◆ **Consigne**: Dans le texte sur la géométrie au collège, condensez le paragraphe qui débute par « Cette volonté manque cruellement dans les programmes » sans perdre ses faits essentiels.

◆ **Passage du texte**:
Il y a une dizaine de jours, en « feuilletant » Twitter,
je suis tombé sur cette question d’une collègue qui se désespérait de ne pas
réussir à convaincre ses élèves que oui, un carré est un
rectangle. Et qui lançait un appel à l’aide : quelqu’un aurait-il l’idée de
manipulations matérielles qui lui permettraient d’y arriver.
Et là, je ne suis pas d’accord avec ma collègue (dont par
ailleurs j’apprécie les interventions) : des manipulations, il y en a… ou plus
exactement il y en aurait plein – et
j’y reviendrai. Mais en amont de ces éventuelles manipulations il manque une
volonté, celle de construire la géométrie au collège.
Cette volonté manque cruellement dans les programmes. Bon,
j’ai déjà largement eu l’occasion de gémir là-dessus dans un article d’Images
des mathématiques – Collèges : veut-on mettre la géométrie à la poubelle ? – alors
je ne vais pas recommencer ici, mais ce laxisme officiel a malheureusement un
effet pernicieux sur les professeurs eux-mêmes : si leur hiérarchie leur fait
clairement comprendre qu’ils peuvent (doivent ?) se contenter d’appliquer
la géométrie à quelques situations bien convenues, pourquoi voulez-vous qu’ils
en fassent plus ?
Il est invraisemblable que la majorité des élèves de
collège puisse encore confondre longueur et aire (parce qu’ils confondent ligne et surface) et de nombreux
collègues s’en exaspèrent… peut-être parce qu’il s’agit d’une de ces situations
convenues commentées par leur hiérarchie.

◆ **Enregistrements extraits**:
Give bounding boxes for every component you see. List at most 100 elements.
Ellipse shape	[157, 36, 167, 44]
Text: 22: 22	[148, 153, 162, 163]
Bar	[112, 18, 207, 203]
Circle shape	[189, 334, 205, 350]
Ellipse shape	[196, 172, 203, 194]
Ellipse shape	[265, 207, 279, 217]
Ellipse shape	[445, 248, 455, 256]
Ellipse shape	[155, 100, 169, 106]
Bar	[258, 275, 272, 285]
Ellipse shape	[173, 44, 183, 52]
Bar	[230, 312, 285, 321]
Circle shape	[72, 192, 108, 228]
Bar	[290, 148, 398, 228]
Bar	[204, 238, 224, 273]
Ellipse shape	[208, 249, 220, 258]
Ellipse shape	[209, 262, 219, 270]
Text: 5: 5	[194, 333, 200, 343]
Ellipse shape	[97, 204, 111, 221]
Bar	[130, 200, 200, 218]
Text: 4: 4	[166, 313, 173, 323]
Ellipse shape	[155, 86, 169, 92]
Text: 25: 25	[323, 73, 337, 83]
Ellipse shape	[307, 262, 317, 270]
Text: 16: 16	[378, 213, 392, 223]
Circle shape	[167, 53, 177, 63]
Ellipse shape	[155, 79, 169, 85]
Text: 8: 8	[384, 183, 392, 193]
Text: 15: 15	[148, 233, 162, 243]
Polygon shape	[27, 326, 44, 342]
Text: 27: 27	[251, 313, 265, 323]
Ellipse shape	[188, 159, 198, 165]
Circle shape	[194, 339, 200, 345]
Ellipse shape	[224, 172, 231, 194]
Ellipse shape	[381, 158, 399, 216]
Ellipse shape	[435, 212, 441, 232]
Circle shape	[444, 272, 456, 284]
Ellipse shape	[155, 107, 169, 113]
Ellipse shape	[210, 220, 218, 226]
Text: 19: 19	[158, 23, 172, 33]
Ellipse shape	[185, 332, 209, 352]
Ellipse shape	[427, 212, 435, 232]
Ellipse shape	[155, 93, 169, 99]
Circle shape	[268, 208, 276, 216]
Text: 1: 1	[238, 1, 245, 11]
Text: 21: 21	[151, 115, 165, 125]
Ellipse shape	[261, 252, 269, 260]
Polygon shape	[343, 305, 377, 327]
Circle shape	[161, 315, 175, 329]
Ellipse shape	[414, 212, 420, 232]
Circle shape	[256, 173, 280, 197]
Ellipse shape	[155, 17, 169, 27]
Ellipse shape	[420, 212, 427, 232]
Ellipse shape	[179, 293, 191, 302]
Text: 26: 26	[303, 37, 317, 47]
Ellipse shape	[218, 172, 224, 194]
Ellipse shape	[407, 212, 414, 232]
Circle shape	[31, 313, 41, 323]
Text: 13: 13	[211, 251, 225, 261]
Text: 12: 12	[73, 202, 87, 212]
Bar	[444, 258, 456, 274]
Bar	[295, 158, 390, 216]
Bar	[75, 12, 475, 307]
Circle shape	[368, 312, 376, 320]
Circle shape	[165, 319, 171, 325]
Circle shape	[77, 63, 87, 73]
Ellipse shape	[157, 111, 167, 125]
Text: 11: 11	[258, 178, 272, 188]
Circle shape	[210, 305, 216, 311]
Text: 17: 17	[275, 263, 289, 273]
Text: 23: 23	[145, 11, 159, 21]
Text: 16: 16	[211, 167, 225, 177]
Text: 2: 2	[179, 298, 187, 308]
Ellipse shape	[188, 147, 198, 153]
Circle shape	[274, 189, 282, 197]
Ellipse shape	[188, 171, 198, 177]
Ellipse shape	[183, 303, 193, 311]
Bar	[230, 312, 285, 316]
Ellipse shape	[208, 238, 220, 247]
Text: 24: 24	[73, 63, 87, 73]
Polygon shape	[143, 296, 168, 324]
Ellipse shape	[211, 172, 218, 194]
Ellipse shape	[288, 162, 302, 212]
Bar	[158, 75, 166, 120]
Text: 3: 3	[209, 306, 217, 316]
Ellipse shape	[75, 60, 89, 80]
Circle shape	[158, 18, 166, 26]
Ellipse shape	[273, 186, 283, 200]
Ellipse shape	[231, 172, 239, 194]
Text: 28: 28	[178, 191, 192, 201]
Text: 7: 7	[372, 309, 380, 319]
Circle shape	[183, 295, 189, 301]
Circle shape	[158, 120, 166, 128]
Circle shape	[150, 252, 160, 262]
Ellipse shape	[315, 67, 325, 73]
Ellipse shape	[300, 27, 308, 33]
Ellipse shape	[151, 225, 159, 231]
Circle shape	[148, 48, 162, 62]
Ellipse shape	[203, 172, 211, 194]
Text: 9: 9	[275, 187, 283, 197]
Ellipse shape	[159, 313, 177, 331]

◆ **Réponse rédigée**: Cette volonté fait gravement défaut dans les programmes. J'ai déjà déploré ce point dans un article d'Images des mathématiques, « Collèges : veut-on mettre la géométrie à la poubelle ? », et je n'y reviendrai pas ici. Mais ce laxisme officiel nuit aux professeurs eux-mêmes. Si leur hiérarchie leur fait comprendre qu'ils peuvent se borner à appliquer la géométrie à quelques situations convenues, pourquoi en feraient-ils davantage ?